── Input rows
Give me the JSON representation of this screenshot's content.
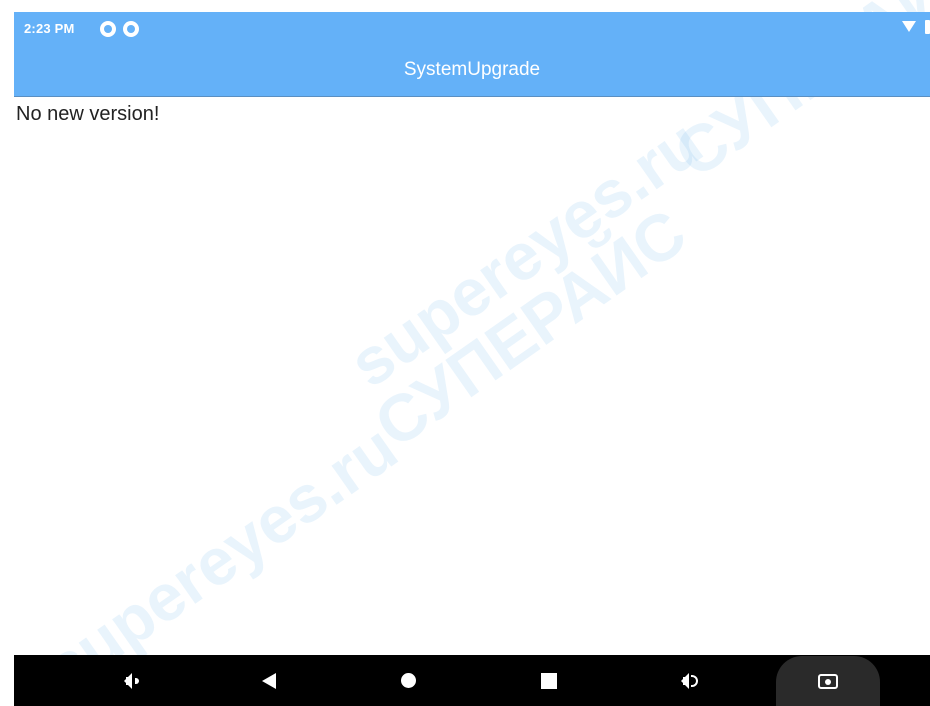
{
  "status_bar": {
    "time": "2:23 PM",
    "icons": [
      "app-notification-icon",
      "app-notification-icon",
      "wifi-icon",
      "battery-icon"
    ]
  },
  "app_bar": {
    "title": "SystemUpgrade",
    "background_color": "#64b1f8"
  },
  "content": {
    "message": "No new version!"
  },
  "watermark": {
    "text_latin": "supereyes.ru",
    "text_cyrillic": "СУПЕРАЙС"
  },
  "nav_bar": {
    "buttons": [
      "volume-down-icon",
      "back-icon",
      "home-icon",
      "recents-icon",
      "volume-up-icon",
      "camera-icon"
    ]
  }
}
────
Exercise requirements:
In the copy, include all records verbatim but no images.

Expected answer:
Give me the JSON representation of this screenshot's content.
{
  "status_bar": {
    "time": "2:23 PM",
    "icons": [
      "app-notification-icon",
      "app-notification-icon",
      "wifi-icon",
      "battery-icon"
    ]
  },
  "app_bar": {
    "title": "SystemUpgrade",
    "background_color": "#64b1f8"
  },
  "content": {
    "message": "No new version!"
  },
  "watermark": {
    "text_latin": "supereyes.ru",
    "text_cyrillic": "СУПЕРАЙС"
  },
  "nav_bar": {
    "buttons": [
      "volume-down-icon",
      "back-icon",
      "home-icon",
      "recents-icon",
      "volume-up-icon",
      "camera-icon"
    ]
  }
}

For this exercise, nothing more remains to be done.